● **TASK GOAL**
Copy the data word for word, keeping every line.

+---+

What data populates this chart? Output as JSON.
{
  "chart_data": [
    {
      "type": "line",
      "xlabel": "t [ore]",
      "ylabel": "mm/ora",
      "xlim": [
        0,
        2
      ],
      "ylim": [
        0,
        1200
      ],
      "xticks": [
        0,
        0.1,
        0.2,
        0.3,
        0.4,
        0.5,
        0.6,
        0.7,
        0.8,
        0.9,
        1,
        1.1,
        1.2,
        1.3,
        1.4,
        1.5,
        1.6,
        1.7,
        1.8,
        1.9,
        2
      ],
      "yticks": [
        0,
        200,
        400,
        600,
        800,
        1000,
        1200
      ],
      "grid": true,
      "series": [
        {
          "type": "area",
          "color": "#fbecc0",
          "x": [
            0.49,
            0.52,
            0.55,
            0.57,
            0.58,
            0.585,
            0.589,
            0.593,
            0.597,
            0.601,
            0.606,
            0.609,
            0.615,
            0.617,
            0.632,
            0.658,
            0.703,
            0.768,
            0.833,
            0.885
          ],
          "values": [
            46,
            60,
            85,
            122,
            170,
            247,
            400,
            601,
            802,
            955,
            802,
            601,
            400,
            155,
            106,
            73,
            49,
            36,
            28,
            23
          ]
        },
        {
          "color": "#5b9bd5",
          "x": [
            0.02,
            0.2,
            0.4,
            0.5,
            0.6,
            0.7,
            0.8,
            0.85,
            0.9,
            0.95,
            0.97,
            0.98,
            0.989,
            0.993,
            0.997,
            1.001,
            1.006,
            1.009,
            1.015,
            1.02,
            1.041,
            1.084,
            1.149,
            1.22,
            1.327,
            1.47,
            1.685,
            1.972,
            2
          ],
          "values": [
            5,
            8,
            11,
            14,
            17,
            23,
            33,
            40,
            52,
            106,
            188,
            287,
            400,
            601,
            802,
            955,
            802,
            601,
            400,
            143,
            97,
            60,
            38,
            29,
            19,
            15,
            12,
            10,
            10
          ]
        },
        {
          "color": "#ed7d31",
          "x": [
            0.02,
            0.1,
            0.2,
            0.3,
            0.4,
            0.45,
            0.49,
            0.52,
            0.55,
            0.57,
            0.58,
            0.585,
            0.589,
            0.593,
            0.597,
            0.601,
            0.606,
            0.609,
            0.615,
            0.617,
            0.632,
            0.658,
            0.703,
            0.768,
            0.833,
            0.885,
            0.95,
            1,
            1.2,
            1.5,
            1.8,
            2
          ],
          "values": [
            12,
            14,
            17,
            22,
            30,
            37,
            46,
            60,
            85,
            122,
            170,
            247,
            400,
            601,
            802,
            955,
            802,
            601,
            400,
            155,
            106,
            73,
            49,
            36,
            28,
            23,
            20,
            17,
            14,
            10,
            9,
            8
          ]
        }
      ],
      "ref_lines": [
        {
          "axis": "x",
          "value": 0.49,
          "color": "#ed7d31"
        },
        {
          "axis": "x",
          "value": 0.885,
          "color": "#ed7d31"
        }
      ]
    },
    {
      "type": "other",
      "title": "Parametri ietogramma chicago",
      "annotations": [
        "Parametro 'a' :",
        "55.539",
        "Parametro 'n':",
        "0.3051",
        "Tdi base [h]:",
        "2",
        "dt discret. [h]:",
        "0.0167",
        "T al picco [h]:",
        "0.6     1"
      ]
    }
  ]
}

+---+

● **EXERCISE SOLUTION**
What data populates this chart? Output as JSON.
{
  "chart_data": [
    {
      "type": "line",
      "xlabel": "t [ore]",
      "ylabel": "mm/ora",
      "xlim": [
        0,
        2
      ],
      "ylim": [
        0,
        1200
      ],
      "xticks": [
        0,
        0.1,
        0.2,
        0.3,
        0.4,
        0.5,
        0.6,
        0.7,
        0.8,
        0.9,
        1,
        1.1,
        1.2,
        1.3,
        1.4,
        1.5,
        1.6,
        1.7,
        1.8,
        1.9,
        2
      ],
      "yticks": [
        0,
        200,
        400,
        600,
        800,
        1000,
        1200
      ],
      "grid": true,
      "series": [
        {
          "type": "area",
          "color": "#fbecc0",
          "x": [
            0.49,
            0.52,
            0.55,
            0.57,
            0.58,
            0.585,
            0.589,
            0.593,
            0.597,
            0.601,
            0.606,
            0.609,
            0.615,
            0.617,
            0.632,
            0.658,
            0.703,
            0.768,
            0.833,
            0.885
          ],
          "values": [
            46,
            60,
            85,
            122,
            170,
            247,
            400,
            601,
            802,
            955,
            802,
            601,
            400,
            155,
            106,
            73,
            49,
            36,
            28,
            23
          ]
        },
        {
          "color": "#5b9bd5",
          "x": [
            0.02,
            0.2,
            0.4,
            0.5,
            0.6,
            0.7,
            0.8,
            0.85,
            0.9,
            0.95,
            0.97,
            0.98,
            0.989,
            0.993,
            0.997,
            1.001,
            1.006,
            1.009,
            1.015,
            1.02,
            1.041,
            1.084,
            1.149,
            1.22,
            1.327,
            1.47,
            1.685,
            1.972,
            2
          ],
          "values": [
            5,
            8,
            11,
            14,
            17,
            23,
            33,
            40,
            52,
            106,
            188,
            287,
            400,
            601,
            802,
            955,
            802,
            601,
            400,
            143,
            97,
            60,
            38,
            29,
            19,
            15,
            12,
            10,
            10
          ]
        },
        {
          "color": "#ed7d31",
          "x": [
            0.02,
            0.1,
            0.2,
            0.3,
            0.4,
            0.45,
            0.49,
            0.52,
            0.55,
            0.57,
            0.58,
            0.585,
            0.589,
            0.593,
            0.597,
            0.601,
            0.606,
            0.609,
            0.615,
            0.617,
            0.632,
            0.658,
            0.703,
            0.768,
            0.833,
            0.885,
            0.95,
            1,
            1.2,
            1.5,
            1.8,
            2
          ],
          "values": [
            12,
            14,
            17,
            22,
            30,
            37,
            46,
            60,
            85,
            122,
            170,
            247,
            400,
            601,
            802,
            955,
            802,
            601,
            400,
            155,
            106,
            73,
            49,
            36,
            28,
            23,
            20,
            17,
            14,
            10,
            9,
            8
          ]
        }
      ],
      "ref_lines": [
        {
          "axis": "x",
          "value": 0.49,
          "color": "#ed7d31"
        },
        {
          "axis": "x",
          "value": 0.885,
          "color": "#ed7d31"
        }
      ]
    },
    {
      "type": "other",
      "title": "Parametri ietogramma chicago",
      "annotations": [
        "Parametro 'a' :",
        "55.539",
        "Parametro 'n':",
        "0.3051",
        "Tdi base [h]:",
        "2",
        "dt discret. [h]:",
        "0.0167",
        "T al picco [h]:",
        "0.6     1"
      ]
    }
  ]
}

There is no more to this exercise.